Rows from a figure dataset
——
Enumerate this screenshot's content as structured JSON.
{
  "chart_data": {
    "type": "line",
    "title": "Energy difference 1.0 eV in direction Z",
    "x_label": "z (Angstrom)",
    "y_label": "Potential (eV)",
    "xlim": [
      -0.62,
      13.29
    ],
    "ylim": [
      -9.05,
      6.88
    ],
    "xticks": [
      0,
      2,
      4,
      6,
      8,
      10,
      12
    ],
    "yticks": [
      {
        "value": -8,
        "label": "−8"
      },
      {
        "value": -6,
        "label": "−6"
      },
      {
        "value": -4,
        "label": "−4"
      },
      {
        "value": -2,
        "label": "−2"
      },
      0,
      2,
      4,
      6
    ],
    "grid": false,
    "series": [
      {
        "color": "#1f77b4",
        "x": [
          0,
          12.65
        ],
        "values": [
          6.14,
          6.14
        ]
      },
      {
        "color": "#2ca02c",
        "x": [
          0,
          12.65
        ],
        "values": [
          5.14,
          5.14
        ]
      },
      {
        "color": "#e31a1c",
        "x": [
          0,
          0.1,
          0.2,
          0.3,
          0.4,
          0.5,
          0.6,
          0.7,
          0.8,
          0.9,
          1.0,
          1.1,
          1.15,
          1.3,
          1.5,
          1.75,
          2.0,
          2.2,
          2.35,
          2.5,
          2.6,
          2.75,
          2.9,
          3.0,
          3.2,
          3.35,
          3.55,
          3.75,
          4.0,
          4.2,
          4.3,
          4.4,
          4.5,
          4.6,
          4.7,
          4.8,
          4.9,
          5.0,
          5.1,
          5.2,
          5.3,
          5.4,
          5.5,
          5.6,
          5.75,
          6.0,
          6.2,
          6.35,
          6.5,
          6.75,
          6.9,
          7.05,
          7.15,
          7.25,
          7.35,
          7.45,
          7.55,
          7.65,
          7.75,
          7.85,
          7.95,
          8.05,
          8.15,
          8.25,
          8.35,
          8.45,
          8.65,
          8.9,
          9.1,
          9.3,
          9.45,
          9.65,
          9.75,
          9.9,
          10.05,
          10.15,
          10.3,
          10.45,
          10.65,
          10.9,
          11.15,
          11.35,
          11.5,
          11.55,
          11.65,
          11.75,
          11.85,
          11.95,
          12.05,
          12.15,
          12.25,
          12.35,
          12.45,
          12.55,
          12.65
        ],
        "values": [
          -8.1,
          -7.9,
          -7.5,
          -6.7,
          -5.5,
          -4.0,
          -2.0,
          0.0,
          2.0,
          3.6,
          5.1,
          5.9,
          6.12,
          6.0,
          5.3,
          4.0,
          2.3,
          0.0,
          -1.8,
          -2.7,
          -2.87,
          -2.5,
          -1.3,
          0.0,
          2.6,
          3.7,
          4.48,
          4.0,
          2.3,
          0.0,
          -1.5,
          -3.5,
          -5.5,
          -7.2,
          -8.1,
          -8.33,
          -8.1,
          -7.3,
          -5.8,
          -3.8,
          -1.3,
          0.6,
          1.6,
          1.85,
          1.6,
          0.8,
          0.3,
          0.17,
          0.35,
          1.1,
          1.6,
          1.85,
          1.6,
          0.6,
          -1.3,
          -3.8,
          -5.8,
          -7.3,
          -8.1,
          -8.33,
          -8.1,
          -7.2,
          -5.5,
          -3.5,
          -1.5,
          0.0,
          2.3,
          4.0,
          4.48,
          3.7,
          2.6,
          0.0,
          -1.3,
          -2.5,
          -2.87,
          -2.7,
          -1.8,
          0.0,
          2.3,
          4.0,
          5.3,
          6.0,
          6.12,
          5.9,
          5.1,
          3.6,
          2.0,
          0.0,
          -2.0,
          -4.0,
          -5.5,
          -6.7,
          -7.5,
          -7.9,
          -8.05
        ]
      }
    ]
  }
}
——
> **PROBLEM**:
Output all of the material, please, exactly as it stands.

> **EXPECTED ANSWER**:
Enumerate this screenshot's content as structured JSON.
{
  "chart_data": {
    "type": "line",
    "title": "Energy difference 1.0 eV in direction Z",
    "x_label": "z (Angstrom)",
    "y_label": "Potential (eV)",
    "xlim": [
      -0.62,
      13.29
    ],
    "ylim": [
      -9.05,
      6.88
    ],
    "xticks": [
      0,
      2,
      4,
      6,
      8,
      10,
      12
    ],
    "yticks": [
      {
        "value": -8,
        "label": "−8"
      },
      {
        "value": -6,
        "label": "−6"
      },
      {
        "value": -4,
        "label": "−4"
      },
      {
        "value": -2,
        "label": "−2"
      },
      0,
      2,
      4,
      6
    ],
    "grid": false,
    "series": [
      {
        "color": "#1f77b4",
        "x": [
          0,
          12.65
        ],
        "values": [
          6.14,
          6.14
        ]
      },
      {
        "color": "#2ca02c",
        "x": [
          0,
          12.65
        ],
        "values": [
          5.14,
          5.14
        ]
      },
      {
        "color": "#e31a1c",
        "x": [
          0,
          0.1,
          0.2,
          0.3,
          0.4,
          0.5,
          0.6,
          0.7,
          0.8,
          0.9,
          1.0,
          1.1,
          1.15,
          1.3,
          1.5,
          1.75,
          2.0,
          2.2,
          2.35,
          2.5,
          2.6,
          2.75,
          2.9,
          3.0,
          3.2,
          3.35,
          3.55,
          3.75,
          4.0,
          4.2,
          4.3,
          4.4,
          4.5,
          4.6,
          4.7,
          4.8,
          4.9,
          5.0,
          5.1,
          5.2,
          5.3,
          5.4,
          5.5,
          5.6,
          5.75,
          6.0,
          6.2,
          6.35,
          6.5,
          6.75,
          6.9,
          7.05,
          7.15,
          7.25,
          7.35,
          7.45,
          7.55,
          7.65,
          7.75,
          7.85,
          7.95,
          8.05,
          8.15,
          8.25,
          8.35,
          8.45,
          8.65,
          8.9,
          9.1,
          9.3,
          9.45,
          9.65,
          9.75,
          9.9,
          10.05,
          10.15,
          10.3,
          10.45,
          10.65,
          10.9,
          11.15,
          11.35,
          11.5,
          11.55,
          11.65,
          11.75,
          11.85,
          11.95,
          12.05,
          12.15,
          12.25,
          12.35,
          12.45,
          12.55,
          12.65
        ],
        "values": [
          -8.1,
          -7.9,
          -7.5,
          -6.7,
          -5.5,
          -4.0,
          -2.0,
          0.0,
          2.0,
          3.6,
          5.1,
          5.9,
          6.12,
          6.0,
          5.3,
          4.0,
          2.3,
          0.0,
          -1.8,
          -2.7,
          -2.87,
          -2.5,
          -1.3,
          0.0,
          2.6,
          3.7,
          4.48,
          4.0,
          2.3,
          0.0,
          -1.5,
          -3.5,
          -5.5,
          -7.2,
          -8.1,
          -8.33,
          -8.1,
          -7.3,
          -5.8,
          -3.8,
          -1.3,
          0.6,
          1.6,
          1.85,
          1.6,
          0.8,
          0.3,
          0.17,
          0.35,
          1.1,
          1.6,
          1.85,
          1.6,
          0.6,
          -1.3,
          -3.8,
          -5.8,
          -7.3,
          -8.1,
          -8.33,
          -8.1,
          -7.2,
          -5.5,
          -3.5,
          -1.5,
          0.0,
          2.3,
          4.0,
          4.48,
          3.7,
          2.6,
          0.0,
          -1.3,
          -2.5,
          -2.87,
          -2.7,
          -1.8,
          0.0,
          2.3,
          4.0,
          5.3,
          6.0,
          6.12,
          5.9,
          5.1,
          3.6,
          2.0,
          0.0,
          -2.0,
          -4.0,
          -5.5,
          -6.7,
          -7.5,
          -7.9,
          -8.05
        ]
      }
    ]
  }
}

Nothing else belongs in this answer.